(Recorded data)

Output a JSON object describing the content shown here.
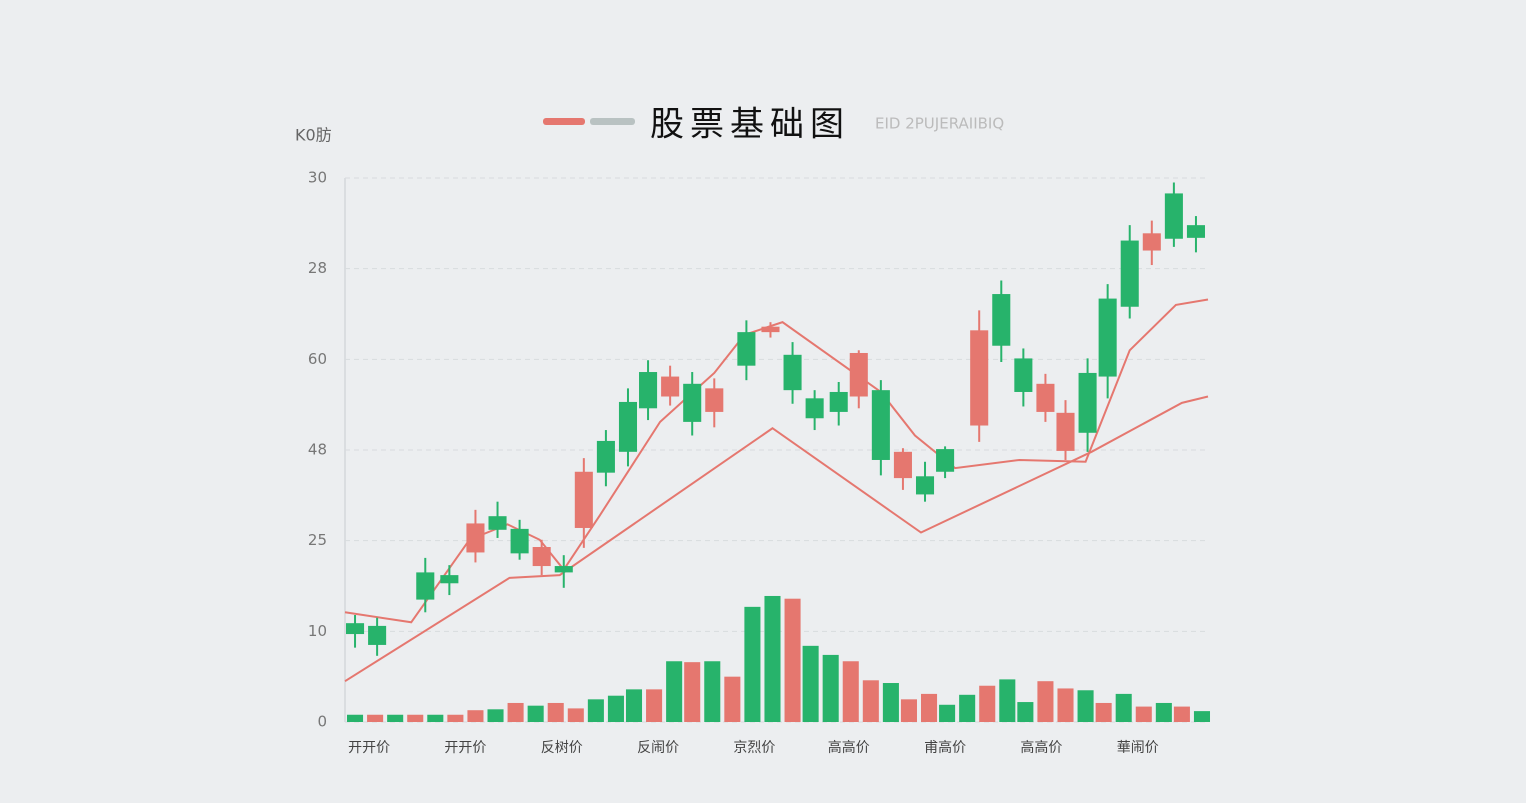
{
  "chart_data": {
    "type": "candlestick",
    "title": "股票基础图",
    "subtitle": "ΕΙD 2PUJERAIIBIQ",
    "ylabel": "K0肪",
    "xlim": [
      0,
      43
    ],
    "ylim": [
      0,
      60
    ],
    "yticks": [
      0,
      10,
      {
        "value": 20,
        "label": "25"
      },
      {
        "value": 30,
        "label": "48"
      },
      {
        "value": 40,
        "label": "60"
      },
      {
        "value": 50,
        "label": "28"
      },
      {
        "value": 60,
        "label": "30"
      }
    ],
    "xticks": [
      {
        "value": 1.2,
        "label": "开开价"
      },
      {
        "value": 6.0,
        "label": "开开价"
      },
      {
        "value": 10.8,
        "label": "反树价"
      },
      {
        "value": 15.6,
        "label": "反闹价"
      },
      {
        "value": 20.4,
        "label": "京烈价"
      },
      {
        "value": 25.1,
        "label": "高高价"
      },
      {
        "value": 29.9,
        "label": "甫高价"
      },
      {
        "value": 34.7,
        "label": "高高价"
      },
      {
        "value": 39.5,
        "label": "華闹价"
      }
    ],
    "grid": true,
    "up_color": "#27b36b",
    "down_color": "#e5776f",
    "candles": {
      "x": [
        0.5,
        1.6,
        4.0,
        5.2,
        6.5,
        7.6,
        8.7,
        9.8,
        10.9,
        11.9,
        13.0,
        14.1,
        15.1,
        16.2,
        17.3,
        18.4,
        20.0,
        21.2,
        22.3,
        23.4,
        24.6,
        25.6,
        26.7,
        27.8,
        28.9,
        29.9,
        31.6,
        32.7,
        33.8,
        34.9,
        35.9,
        37.0,
        38.0,
        39.1,
        40.2,
        41.3,
        42.4
      ],
      "open": [
        9.7,
        8.5,
        13.5,
        15.3,
        21.9,
        21.2,
        18.6,
        19.3,
        16.5,
        27.6,
        27.5,
        29.8,
        34.6,
        38.1,
        33.1,
        36.8,
        39.3,
        43.6,
        36.6,
        33.5,
        34.2,
        40.7,
        28.9,
        29.8,
        25.1,
        27.6,
        43.2,
        41.5,
        36.4,
        37.3,
        34.1,
        31.9,
        38.1,
        45.8,
        53.9,
        53.3,
        53.4
      ],
      "close": [
        10.9,
        10.6,
        16.5,
        16.2,
        18.7,
        22.7,
        21.3,
        17.2,
        17.2,
        21.4,
        31.0,
        35.3,
        38.6,
        35.9,
        37.3,
        34.2,
        43.0,
        43.0,
        40.5,
        35.7,
        36.4,
        35.9,
        36.6,
        26.9,
        27.1,
        30.1,
        32.7,
        47.2,
        40.1,
        34.2,
        29.9,
        38.5,
        46.7,
        53.1,
        52.0,
        58.3,
        54.8
      ],
      "high": [
        11.8,
        11.5,
        18.1,
        17.3,
        23.4,
        24.3,
        22.3,
        20.1,
        18.4,
        29.1,
        32.2,
        36.8,
        39.9,
        39.3,
        38.6,
        37.9,
        44.3,
        44.1,
        41.9,
        36.6,
        37.5,
        41.0,
        37.7,
        30.2,
        28.7,
        30.4,
        45.4,
        48.7,
        41.2,
        38.4,
        35.5,
        40.1,
        48.3,
        54.8,
        55.3,
        59.5,
        55.8
      ],
      "low": [
        8.2,
        7.3,
        12.1,
        14.0,
        17.6,
        20.3,
        17.9,
        16.2,
        14.8,
        19.2,
        26.0,
        28.2,
        33.3,
        34.9,
        31.6,
        32.5,
        37.7,
        42.4,
        35.1,
        32.2,
        32.7,
        34.6,
        27.2,
        25.6,
        24.3,
        26.9,
        30.9,
        39.7,
        34.8,
        33.1,
        28.9,
        29.8,
        35.7,
        44.5,
        50.4,
        52.4,
        51.8
      ]
    },
    "lines": [
      {
        "color": "#e5776f",
        "x": [
          0,
          3.3,
          6.2,
          8.1,
          9.7,
          10.9,
          12.7,
          15.7,
          18.4,
          19.9,
          21.8,
          26.7,
          28.4,
          30.4,
          33.6,
          36.9,
          39.1,
          41.4,
          43.0
        ],
        "values": [
          12.1,
          11.0,
          20.1,
          21.8,
          20.1,
          16.8,
          22.8,
          33.1,
          38.5,
          42.7,
          44.1,
          36.4,
          31.6,
          28.0,
          28.9,
          28.7,
          41.0,
          46.0,
          46.6
        ]
      },
      {
        "color": "#e5776f",
        "x": [
          0,
          8.2,
          10.7,
          21.3,
          28.7,
          37.2,
          41.7,
          43.0
        ],
        "values": [
          4.5,
          15.9,
          16.2,
          32.4,
          20.9,
          29.8,
          35.2,
          35.9
        ]
      }
    ],
    "volume": [
      {
        "color": "#27b36b",
        "x": [
          0.5,
          2.5,
          4.5,
          7.5,
          9.5,
          12.5,
          13.5,
          14.4,
          16.4,
          18.3,
          20.3,
          21.3,
          23.2,
          24.2,
          27.2,
          30.0,
          31.0,
          33.0,
          33.9,
          36.9,
          38.8,
          40.8,
          42.7
        ],
        "values": [
          0.8,
          0.8,
          0.8,
          1.4,
          1.8,
          2.5,
          2.9,
          3.6,
          6.7,
          6.7,
          12.7,
          13.9,
          8.4,
          7.4,
          4.3,
          1.9,
          3.0,
          4.7,
          2.2,
          3.5,
          3.1,
          2.1,
          1.2
        ]
      },
      {
        "color": "#e5776f",
        "x": [
          1.5,
          3.5,
          5.5,
          6.5,
          8.5,
          10.5,
          11.5,
          15.4,
          17.3,
          19.3,
          22.3,
          25.2,
          26.2,
          28.1,
          29.1,
          32.0,
          34.9,
          35.9,
          37.8,
          39.8,
          41.7
        ],
        "values": [
          0.8,
          0.8,
          0.8,
          1.3,
          2.1,
          2.1,
          1.5,
          3.6,
          6.6,
          5.0,
          13.6,
          6.7,
          4.6,
          2.5,
          3.1,
          4.0,
          4.5,
          3.7,
          2.1,
          1.7,
          1.7
        ]
      }
    ]
  }
}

AIM OF THE TASK =>
The data above should be repeated exactly, minus any pictures.

ANSWER FOR THIS EXERCISE =>
Output a JSON object describing the content shown here.
{
  "chart_data": {
    "type": "candlestick",
    "title": "股票基础图",
    "subtitle": "ΕΙD 2PUJERAIIBIQ",
    "ylabel": "K0肪",
    "xlim": [
      0,
      43
    ],
    "ylim": [
      0,
      60
    ],
    "yticks": [
      0,
      10,
      {
        "value": 20,
        "label": "25"
      },
      {
        "value": 30,
        "label": "48"
      },
      {
        "value": 40,
        "label": "60"
      },
      {
        "value": 50,
        "label": "28"
      },
      {
        "value": 60,
        "label": "30"
      }
    ],
    "xticks": [
      {
        "value": 1.2,
        "label": "开开价"
      },
      {
        "value": 6.0,
        "label": "开开价"
      },
      {
        "value": 10.8,
        "label": "反树价"
      },
      {
        "value": 15.6,
        "label": "反闹价"
      },
      {
        "value": 20.4,
        "label": "京烈价"
      },
      {
        "value": 25.1,
        "label": "高高价"
      },
      {
        "value": 29.9,
        "label": "甫高价"
      },
      {
        "value": 34.7,
        "label": "高高价"
      },
      {
        "value": 39.5,
        "label": "華闹价"
      }
    ],
    "grid": true,
    "up_color": "#27b36b",
    "down_color": "#e5776f",
    "candles": {
      "x": [
        0.5,
        1.6,
        4.0,
        5.2,
        6.5,
        7.6,
        8.7,
        9.8,
        10.9,
        11.9,
        13.0,
        14.1,
        15.1,
        16.2,
        17.3,
        18.4,
        20.0,
        21.2,
        22.3,
        23.4,
        24.6,
        25.6,
        26.7,
        27.8,
        28.9,
        29.9,
        31.6,
        32.7,
        33.8,
        34.9,
        35.9,
        37.0,
        38.0,
        39.1,
        40.2,
        41.3,
        42.4
      ],
      "open": [
        9.7,
        8.5,
        13.5,
        15.3,
        21.9,
        21.2,
        18.6,
        19.3,
        16.5,
        27.6,
        27.5,
        29.8,
        34.6,
        38.1,
        33.1,
        36.8,
        39.3,
        43.6,
        36.6,
        33.5,
        34.2,
        40.7,
        28.9,
        29.8,
        25.1,
        27.6,
        43.2,
        41.5,
        36.4,
        37.3,
        34.1,
        31.9,
        38.1,
        45.8,
        53.9,
        53.3,
        53.4
      ],
      "close": [
        10.9,
        10.6,
        16.5,
        16.2,
        18.7,
        22.7,
        21.3,
        17.2,
        17.2,
        21.4,
        31.0,
        35.3,
        38.6,
        35.9,
        37.3,
        34.2,
        43.0,
        43.0,
        40.5,
        35.7,
        36.4,
        35.9,
        36.6,
        26.9,
        27.1,
        30.1,
        32.7,
        47.2,
        40.1,
        34.2,
        29.9,
        38.5,
        46.7,
        53.1,
        52.0,
        58.3,
        54.8
      ],
      "high": [
        11.8,
        11.5,
        18.1,
        17.3,
        23.4,
        24.3,
        22.3,
        20.1,
        18.4,
        29.1,
        32.2,
        36.8,
        39.9,
        39.3,
        38.6,
        37.9,
        44.3,
        44.1,
        41.9,
        36.6,
        37.5,
        41.0,
        37.7,
        30.2,
        28.7,
        30.4,
        45.4,
        48.7,
        41.2,
        38.4,
        35.5,
        40.1,
        48.3,
        54.8,
        55.3,
        59.5,
        55.8
      ],
      "low": [
        8.2,
        7.3,
        12.1,
        14.0,
        17.6,
        20.3,
        17.9,
        16.2,
        14.8,
        19.2,
        26.0,
        28.2,
        33.3,
        34.9,
        31.6,
        32.5,
        37.7,
        42.4,
        35.1,
        32.2,
        32.7,
        34.6,
        27.2,
        25.6,
        24.3,
        26.9,
        30.9,
        39.7,
        34.8,
        33.1,
        28.9,
        29.8,
        35.7,
        44.5,
        50.4,
        52.4,
        51.8
      ]
    },
    "lines": [
      {
        "color": "#e5776f",
        "x": [
          0,
          3.3,
          6.2,
          8.1,
          9.7,
          10.9,
          12.7,
          15.7,
          18.4,
          19.9,
          21.8,
          26.7,
          28.4,
          30.4,
          33.6,
          36.9,
          39.1,
          41.4,
          43.0
        ],
        "values": [
          12.1,
          11.0,
          20.1,
          21.8,
          20.1,
          16.8,
          22.8,
          33.1,
          38.5,
          42.7,
          44.1,
          36.4,
          31.6,
          28.0,
          28.9,
          28.7,
          41.0,
          46.0,
          46.6
        ]
      },
      {
        "color": "#e5776f",
        "x": [
          0,
          8.2,
          10.7,
          21.3,
          28.7,
          37.2,
          41.7,
          43.0
        ],
        "values": [
          4.5,
          15.9,
          16.2,
          32.4,
          20.9,
          29.8,
          35.2,
          35.9
        ]
      }
    ],
    "volume": [
      {
        "color": "#27b36b",
        "x": [
          0.5,
          2.5,
          4.5,
          7.5,
          9.5,
          12.5,
          13.5,
          14.4,
          16.4,
          18.3,
          20.3,
          21.3,
          23.2,
          24.2,
          27.2,
          30.0,
          31.0,
          33.0,
          33.9,
          36.9,
          38.8,
          40.8,
          42.7
        ],
        "values": [
          0.8,
          0.8,
          0.8,
          1.4,
          1.8,
          2.5,
          2.9,
          3.6,
          6.7,
          6.7,
          12.7,
          13.9,
          8.4,
          7.4,
          4.3,
          1.9,
          3.0,
          4.7,
          2.2,
          3.5,
          3.1,
          2.1,
          1.2
        ]
      },
      {
        "color": "#e5776f",
        "x": [
          1.5,
          3.5,
          5.5,
          6.5,
          8.5,
          10.5,
          11.5,
          15.4,
          17.3,
          19.3,
          22.3,
          25.2,
          26.2,
          28.1,
          29.1,
          32.0,
          34.9,
          35.9,
          37.8,
          39.8,
          41.7
        ],
        "values": [
          0.8,
          0.8,
          0.8,
          1.3,
          2.1,
          2.1,
          1.5,
          3.6,
          6.6,
          5.0,
          13.6,
          6.7,
          4.6,
          2.5,
          3.1,
          4.0,
          4.5,
          3.7,
          2.1,
          1.7,
          1.7
        ]
      }
    ]
  }
}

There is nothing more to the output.